### Aim of the exercise
Scan the data below for the string "name". Copy every line where it appears.

(Collected data entries)
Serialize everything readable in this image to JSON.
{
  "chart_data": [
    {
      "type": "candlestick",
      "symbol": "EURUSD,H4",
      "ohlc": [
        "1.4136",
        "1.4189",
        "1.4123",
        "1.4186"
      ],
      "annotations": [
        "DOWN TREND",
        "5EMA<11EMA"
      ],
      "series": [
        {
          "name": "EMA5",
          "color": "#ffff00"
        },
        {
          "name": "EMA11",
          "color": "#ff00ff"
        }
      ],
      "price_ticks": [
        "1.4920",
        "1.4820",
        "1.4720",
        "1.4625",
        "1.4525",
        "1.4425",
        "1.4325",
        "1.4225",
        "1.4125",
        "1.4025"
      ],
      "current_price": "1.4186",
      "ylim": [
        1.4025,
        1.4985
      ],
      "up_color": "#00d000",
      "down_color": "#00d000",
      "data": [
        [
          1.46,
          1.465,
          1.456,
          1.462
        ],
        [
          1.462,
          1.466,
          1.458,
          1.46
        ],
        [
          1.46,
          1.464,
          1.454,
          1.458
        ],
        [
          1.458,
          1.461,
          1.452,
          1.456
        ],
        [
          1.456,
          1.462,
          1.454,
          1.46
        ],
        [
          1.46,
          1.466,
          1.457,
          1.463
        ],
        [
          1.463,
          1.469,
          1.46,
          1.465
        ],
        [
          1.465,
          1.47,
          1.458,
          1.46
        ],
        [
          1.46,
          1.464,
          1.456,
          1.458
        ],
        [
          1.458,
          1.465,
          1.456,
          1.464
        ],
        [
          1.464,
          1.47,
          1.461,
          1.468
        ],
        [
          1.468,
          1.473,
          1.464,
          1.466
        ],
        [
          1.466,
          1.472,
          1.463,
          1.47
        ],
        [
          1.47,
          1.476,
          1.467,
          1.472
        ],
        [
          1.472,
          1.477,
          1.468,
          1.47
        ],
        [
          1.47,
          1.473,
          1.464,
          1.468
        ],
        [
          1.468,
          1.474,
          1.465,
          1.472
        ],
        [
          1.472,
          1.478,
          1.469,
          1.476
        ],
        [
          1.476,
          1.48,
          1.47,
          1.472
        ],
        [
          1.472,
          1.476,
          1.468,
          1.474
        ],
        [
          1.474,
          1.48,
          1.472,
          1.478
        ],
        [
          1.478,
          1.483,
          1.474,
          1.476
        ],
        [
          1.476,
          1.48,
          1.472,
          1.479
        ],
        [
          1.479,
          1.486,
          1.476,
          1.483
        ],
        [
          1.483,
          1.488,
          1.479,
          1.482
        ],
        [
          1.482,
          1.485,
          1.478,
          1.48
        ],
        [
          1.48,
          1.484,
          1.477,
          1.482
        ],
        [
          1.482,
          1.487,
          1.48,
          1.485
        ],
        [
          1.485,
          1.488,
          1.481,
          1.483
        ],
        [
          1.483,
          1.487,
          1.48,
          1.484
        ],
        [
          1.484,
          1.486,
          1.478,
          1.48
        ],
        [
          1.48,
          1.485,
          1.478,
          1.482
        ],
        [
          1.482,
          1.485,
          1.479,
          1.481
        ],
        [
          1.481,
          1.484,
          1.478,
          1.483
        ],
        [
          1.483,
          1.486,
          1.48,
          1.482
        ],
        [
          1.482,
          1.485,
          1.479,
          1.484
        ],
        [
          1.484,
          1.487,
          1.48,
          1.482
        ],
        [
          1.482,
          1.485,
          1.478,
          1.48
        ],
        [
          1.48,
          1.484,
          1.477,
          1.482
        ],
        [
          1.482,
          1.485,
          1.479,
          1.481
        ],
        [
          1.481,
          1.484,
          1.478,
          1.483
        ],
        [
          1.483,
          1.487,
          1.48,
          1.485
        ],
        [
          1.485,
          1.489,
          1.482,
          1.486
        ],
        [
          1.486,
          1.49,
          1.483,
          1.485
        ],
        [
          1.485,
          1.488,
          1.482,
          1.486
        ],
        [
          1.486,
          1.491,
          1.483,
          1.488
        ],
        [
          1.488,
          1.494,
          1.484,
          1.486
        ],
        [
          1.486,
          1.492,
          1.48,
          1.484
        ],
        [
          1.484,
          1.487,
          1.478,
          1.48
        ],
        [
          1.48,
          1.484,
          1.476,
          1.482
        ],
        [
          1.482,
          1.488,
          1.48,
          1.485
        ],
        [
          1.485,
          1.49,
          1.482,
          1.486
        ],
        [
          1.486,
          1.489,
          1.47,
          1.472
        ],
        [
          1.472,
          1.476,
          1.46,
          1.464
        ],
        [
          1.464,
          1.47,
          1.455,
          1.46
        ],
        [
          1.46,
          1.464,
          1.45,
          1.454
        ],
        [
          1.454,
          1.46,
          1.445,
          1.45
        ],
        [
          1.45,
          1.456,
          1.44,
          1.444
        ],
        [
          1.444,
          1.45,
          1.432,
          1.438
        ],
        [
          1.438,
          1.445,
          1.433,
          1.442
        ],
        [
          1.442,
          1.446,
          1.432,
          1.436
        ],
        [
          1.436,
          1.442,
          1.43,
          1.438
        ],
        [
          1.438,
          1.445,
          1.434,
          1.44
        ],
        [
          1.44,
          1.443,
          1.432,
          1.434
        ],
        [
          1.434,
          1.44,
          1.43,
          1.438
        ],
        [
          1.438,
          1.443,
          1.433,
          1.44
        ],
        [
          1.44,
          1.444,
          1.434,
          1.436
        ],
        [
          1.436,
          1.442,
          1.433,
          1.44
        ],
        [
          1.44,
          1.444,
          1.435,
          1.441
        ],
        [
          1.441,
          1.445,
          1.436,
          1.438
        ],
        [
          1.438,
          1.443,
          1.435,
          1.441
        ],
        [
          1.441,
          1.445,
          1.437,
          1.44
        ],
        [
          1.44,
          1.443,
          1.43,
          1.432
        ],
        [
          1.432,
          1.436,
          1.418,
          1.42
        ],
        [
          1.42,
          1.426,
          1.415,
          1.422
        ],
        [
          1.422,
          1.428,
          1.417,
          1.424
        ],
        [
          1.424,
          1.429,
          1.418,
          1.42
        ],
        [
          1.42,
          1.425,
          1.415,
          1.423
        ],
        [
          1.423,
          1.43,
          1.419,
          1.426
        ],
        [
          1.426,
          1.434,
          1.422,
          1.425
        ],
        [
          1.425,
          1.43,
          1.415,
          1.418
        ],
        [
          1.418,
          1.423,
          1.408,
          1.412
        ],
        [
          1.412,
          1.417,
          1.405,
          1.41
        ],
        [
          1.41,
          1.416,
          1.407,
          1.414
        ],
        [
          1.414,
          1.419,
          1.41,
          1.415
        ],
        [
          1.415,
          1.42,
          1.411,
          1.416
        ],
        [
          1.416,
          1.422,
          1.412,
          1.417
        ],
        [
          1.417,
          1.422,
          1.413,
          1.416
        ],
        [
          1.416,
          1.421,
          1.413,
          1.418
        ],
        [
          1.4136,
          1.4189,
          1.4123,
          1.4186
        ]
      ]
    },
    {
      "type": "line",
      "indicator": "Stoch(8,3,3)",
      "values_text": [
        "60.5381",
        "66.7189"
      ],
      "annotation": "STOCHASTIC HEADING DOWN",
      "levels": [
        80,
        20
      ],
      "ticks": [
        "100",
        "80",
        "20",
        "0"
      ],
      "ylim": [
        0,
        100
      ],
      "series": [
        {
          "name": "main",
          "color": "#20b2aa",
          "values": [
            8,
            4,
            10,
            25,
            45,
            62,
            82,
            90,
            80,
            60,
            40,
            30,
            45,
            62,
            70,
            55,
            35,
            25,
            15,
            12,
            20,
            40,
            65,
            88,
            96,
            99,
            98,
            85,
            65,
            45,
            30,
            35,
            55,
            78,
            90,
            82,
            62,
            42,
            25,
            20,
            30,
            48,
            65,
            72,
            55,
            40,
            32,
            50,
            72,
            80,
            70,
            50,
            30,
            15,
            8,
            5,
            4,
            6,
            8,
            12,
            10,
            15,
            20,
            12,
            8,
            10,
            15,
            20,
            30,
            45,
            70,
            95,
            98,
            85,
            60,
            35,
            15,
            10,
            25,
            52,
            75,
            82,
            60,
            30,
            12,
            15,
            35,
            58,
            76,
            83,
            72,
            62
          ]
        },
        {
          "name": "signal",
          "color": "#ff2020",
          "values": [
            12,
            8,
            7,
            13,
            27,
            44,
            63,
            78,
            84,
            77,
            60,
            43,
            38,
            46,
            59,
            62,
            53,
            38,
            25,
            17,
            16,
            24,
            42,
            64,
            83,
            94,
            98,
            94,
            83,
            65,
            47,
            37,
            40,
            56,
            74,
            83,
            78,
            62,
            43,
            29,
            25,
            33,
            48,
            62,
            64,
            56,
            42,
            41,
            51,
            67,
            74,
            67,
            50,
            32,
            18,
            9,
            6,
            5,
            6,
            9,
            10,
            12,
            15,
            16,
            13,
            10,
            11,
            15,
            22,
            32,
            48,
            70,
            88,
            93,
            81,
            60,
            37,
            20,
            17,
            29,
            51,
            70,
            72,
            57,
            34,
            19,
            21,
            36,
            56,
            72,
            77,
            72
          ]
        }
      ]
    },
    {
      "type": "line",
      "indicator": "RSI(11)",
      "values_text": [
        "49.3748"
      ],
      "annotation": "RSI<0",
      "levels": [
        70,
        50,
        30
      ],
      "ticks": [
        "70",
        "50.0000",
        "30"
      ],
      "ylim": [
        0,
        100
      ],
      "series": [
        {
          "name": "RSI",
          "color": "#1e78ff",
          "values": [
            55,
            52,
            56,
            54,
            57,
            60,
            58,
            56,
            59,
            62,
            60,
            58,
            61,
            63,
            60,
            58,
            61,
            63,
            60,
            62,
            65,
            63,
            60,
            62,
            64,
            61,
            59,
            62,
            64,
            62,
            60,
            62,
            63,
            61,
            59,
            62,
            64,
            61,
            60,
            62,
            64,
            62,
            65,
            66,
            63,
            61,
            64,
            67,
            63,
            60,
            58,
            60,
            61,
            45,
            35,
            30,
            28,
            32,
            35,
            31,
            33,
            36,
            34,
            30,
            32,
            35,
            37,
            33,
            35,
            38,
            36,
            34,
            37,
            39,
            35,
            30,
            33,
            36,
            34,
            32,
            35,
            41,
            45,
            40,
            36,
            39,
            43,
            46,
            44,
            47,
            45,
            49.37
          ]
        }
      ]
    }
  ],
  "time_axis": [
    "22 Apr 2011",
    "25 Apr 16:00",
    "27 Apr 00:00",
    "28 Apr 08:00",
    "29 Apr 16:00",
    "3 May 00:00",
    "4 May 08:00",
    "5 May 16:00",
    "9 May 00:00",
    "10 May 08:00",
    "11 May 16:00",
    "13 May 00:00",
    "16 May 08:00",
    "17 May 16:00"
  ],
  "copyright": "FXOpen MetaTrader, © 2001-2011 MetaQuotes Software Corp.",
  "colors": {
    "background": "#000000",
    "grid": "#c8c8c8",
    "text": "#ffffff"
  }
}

### Task result
          "name": "EMA5",
          "name": "EMA11",
          "name": "main",
          "name": "signal",
          "name": "RSI",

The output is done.